Work required
Copy the lines of the listing without any change, from the line with "article1-body — [60, 185, 255, 389]" up to and including the line with "header-divider — [138, 66, 693, 68]".

• • •

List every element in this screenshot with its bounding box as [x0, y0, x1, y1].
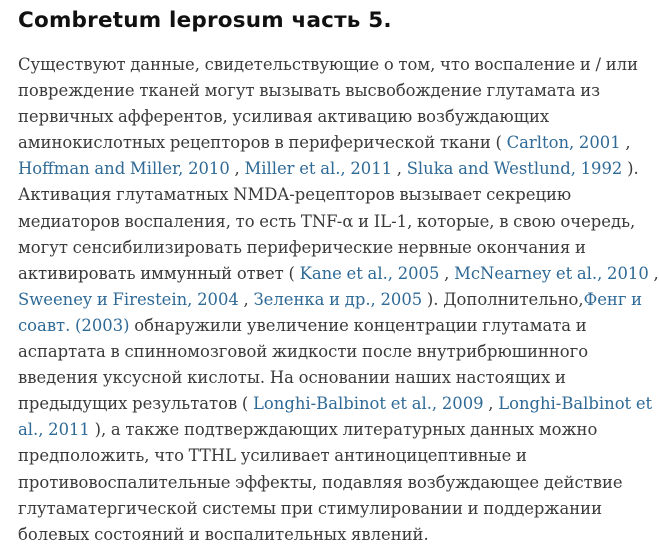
paragraph-text: аминокислотных рецепторов в периферической ткани (	[18, 133, 507, 153]
paragraph-text: ,	[620, 133, 631, 153]
citation-link[interactable]: Зеленка и др., 2005	[253, 289, 423, 309]
paragraph-text: противовоспалительные эффекты, подавляя возбуждающее действие	[18, 472, 623, 492]
paragraph-line	[18, 522, 630, 548]
paragraph-text: ).	[622, 159, 639, 179]
paragraph-text: предыдущих результатов (	[18, 394, 254, 414]
citation-link[interactable]: Miller et al., 2011	[244, 159, 393, 179]
paragraph-text: болевых состояний и воспалительных явлений.	[18, 524, 429, 544]
article-title: Combretum leprosum часть 5.	[18, 8, 392, 33]
paragraph-line	[18, 417, 630, 443]
citation-link[interactable]: Longhi-Balbinot et al., 2009	[253, 394, 484, 414]
paragraph-line	[18, 470, 630, 496]
paragraph-line	[18, 287, 643, 313]
paragraph-text: ). Дополнительно,	[422, 289, 584, 309]
paragraph-text: ,	[483, 394, 499, 414]
article-paragraph	[18, 52, 659, 548]
paragraph-line	[18, 261, 659, 287]
paragraph-line	[18, 313, 630, 339]
paragraph-line	[18, 130, 630, 156]
paragraph-text: аспартата в спинномозговой жидкости после внутрибрюшинного	[18, 342, 589, 362]
paragraph-line	[18, 182, 630, 208]
paragraph-text: ,	[238, 289, 254, 309]
paragraph-line	[18, 235, 630, 261]
citation-link[interactable]: Carlton, 2001	[506, 133, 621, 153]
paragraph-text: повреждение тканей могут вызывать высвобождение глутамата из	[18, 81, 601, 101]
citation-link[interactable]: Sweeney и Firestein, 2004	[18, 289, 239, 309]
paragraph-line	[18, 156, 639, 182]
paragraph-text: первичных афферентов, усиливая активацию возбуждающих	[18, 107, 550, 127]
paragraph-line	[18, 365, 630, 391]
paragraph-line	[18, 496, 630, 522]
paragraph-text: введения уксусной кислоты. На основании наших настоящих и	[18, 368, 566, 388]
paragraph-text: медиаторов воспаления, то есть TNF-α и IL-1, которые, в свою очередь,	[18, 211, 636, 231]
paragraph-text: глутаматергической системы при стимулировании и поддержании	[18, 498, 603, 518]
paragraph-line	[18, 52, 638, 78]
citation-link[interactable]: Hoffman and Miller, 2010	[18, 159, 230, 179]
citation-link[interactable]: McNearney et al., 2010	[454, 263, 649, 283]
paragraph-text: ,	[392, 159, 407, 179]
citation-link[interactable]: al., 2011	[18, 420, 90, 440]
paragraph-text: могут сенсибилизировать периферические нервные окончания и	[18, 237, 586, 257]
paragraph-line	[18, 443, 630, 469]
paragraph-text: Активация глутаматных NMDA-рецепторов вызывает секрецию	[18, 185, 572, 205]
paragraph-text: активировать иммунный ответ (	[18, 263, 300, 283]
citation-link[interactable]: Longhi-Balbinot et	[498, 394, 653, 414]
citation-link[interactable]: Sluka and Westlund, 1992	[406, 159, 623, 179]
paragraph-line	[18, 391, 653, 417]
paragraph-text: ), а также подтверждающих литературных данных можно	[89, 420, 598, 440]
paragraph-line	[18, 339, 630, 365]
paragraph-text: ,	[439, 263, 455, 283]
paragraph-line	[18, 78, 630, 104]
paragraph-text: Существуют данные, свидетельствующие о том, что воспаление и / или	[18, 55, 638, 74]
citation-link[interactable]: Kane et al., 2005	[299, 263, 440, 283]
paragraph-text: ,	[648, 263, 659, 283]
citation-link[interactable]: Фенг и	[583, 289, 643, 309]
paragraph-text: ,	[229, 159, 245, 179]
paragraph-line	[18, 104, 630, 130]
paragraph-line	[18, 209, 636, 235]
citation-link[interactable]: соавт. (2003)	[18, 315, 130, 335]
paragraph-text: обнаружили увеличение концентрации глутамата и	[129, 315, 587, 335]
paragraph-text: предположить, что TTHL усиливает антиноцицептивные и	[18, 446, 527, 466]
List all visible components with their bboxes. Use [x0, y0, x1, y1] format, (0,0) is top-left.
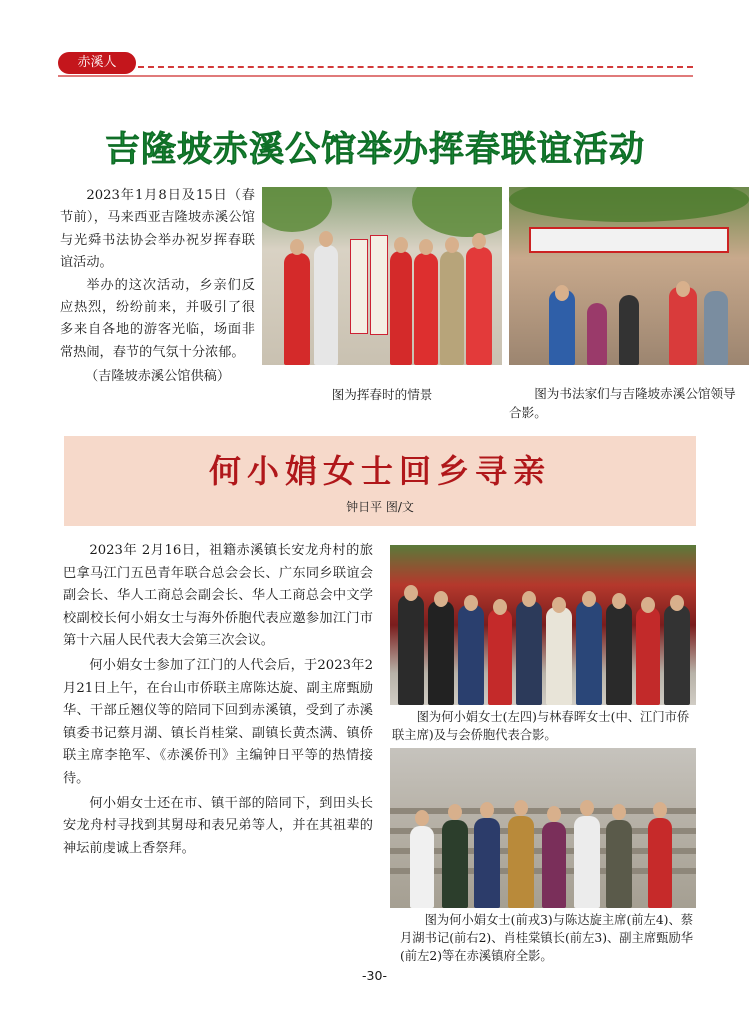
article1-body — [60, 185, 255, 389]
article2-byline: 钟日平 图/文 — [346, 500, 414, 514]
article2-body — [63, 540, 373, 862]
photo2-caption: 图为书法家们与吉隆坡赤溪公馆领导合影。 — [509, 386, 736, 420]
header-underline — [58, 75, 693, 77]
page-number: -30- — [362, 968, 387, 983]
photo-congress-group — [390, 545, 696, 705]
header-divider — [138, 66, 693, 68]
article1-paragraph: 2023年1月8日及15日（春节前），马来西亚吉隆坡赤溪公馆与光舜书法协会举办祝岁挥春联谊活动。 — [60, 188, 255, 271]
photo1-caption: 图为挥春时的情景 — [331, 387, 433, 402]
article2-paragraph: 2023年 2月16日，祖籍赤溪镇长安龙舟村的旅巴拿马江门五邑青年联合总会会长、广东同乡联谊会副会长、华人工商总会副会长、华人工商总会中文学校副校长何小娟女士与海外侨胞代表应邀参加江门市第十六届人民代表大会第三次会议。 — [63, 543, 373, 649]
article1-paragraph: 举办的这次活动，乡亲们反应热烈，纷纷前来，并吸引了很多来自各地的游客光临，场面非常热闹，春节的气氛十分浓郁。 — [60, 277, 255, 360]
photo-town-hall-group — [390, 748, 696, 908]
photo4-caption: 图为何小娟女士(前戎3)与陈达旋主席(前左4)、蔡月湖书记(前右2)、肖桂棠镇长(前左3)、副主席甄励华(前左2)等在赤溪镇府全影。 — [400, 913, 694, 963]
photo-calligraphers-group — [509, 187, 749, 365]
article2-title: 何小娟女士回乡寻亲 — [208, 452, 551, 490]
section-tag: 赤溪人 — [58, 52, 136, 74]
photo-calligraphy-event — [262, 187, 502, 365]
article2-paragraph: 何小娟女士还在市、镇干部的陪同下，到田头长安龙舟村寻找到其舅母和表兄弟等人，并在其祖辈的神坛前虔诚上香祭拜。 — [63, 795, 373, 856]
article2-title-banner — [64, 436, 696, 526]
article2-paragraph: 何小娟女士参加了江门的人代会后，于2023年2月21日上午，在台山市侨联主席陈达旋、副主席甄励华、干部丘翘仪等的陪同下回到赤溪镇，受到了赤溪镇委书记蔡月湖、镇长肖桂棠、副镇长黄杰满、镇侨联主席李艳军、《赤溪侨刊》主编钟日平等的热情接待。 — [63, 657, 373, 786]
article1-title: 吉隆坡赤溪公馆举办挥春联谊活动 — [104, 130, 645, 170]
photo3-caption: 图为何小娟女士(左四)与林春晖女士(中、江门市侨联主席)及与会侨胞代表合影。 — [392, 710, 690, 742]
article1-credit: （吉隆坡赤溪公馆供稿） — [84, 369, 231, 385]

• • •

Response for this exercise
article1-body — [60, 185, 255, 389]
article2-byline: 钟日平 图/文 — [346, 500, 414, 514]
article2-body — [63, 540, 373, 862]
photo2-caption: 图为书法家们与吉隆坡赤溪公馆领导合影。 — [509, 386, 736, 420]
header-underline — [58, 75, 693, 77]
page-number: -30- — [362, 968, 387, 983]
photo-congress-group — [390, 545, 696, 705]
header-divider — [138, 66, 693, 68]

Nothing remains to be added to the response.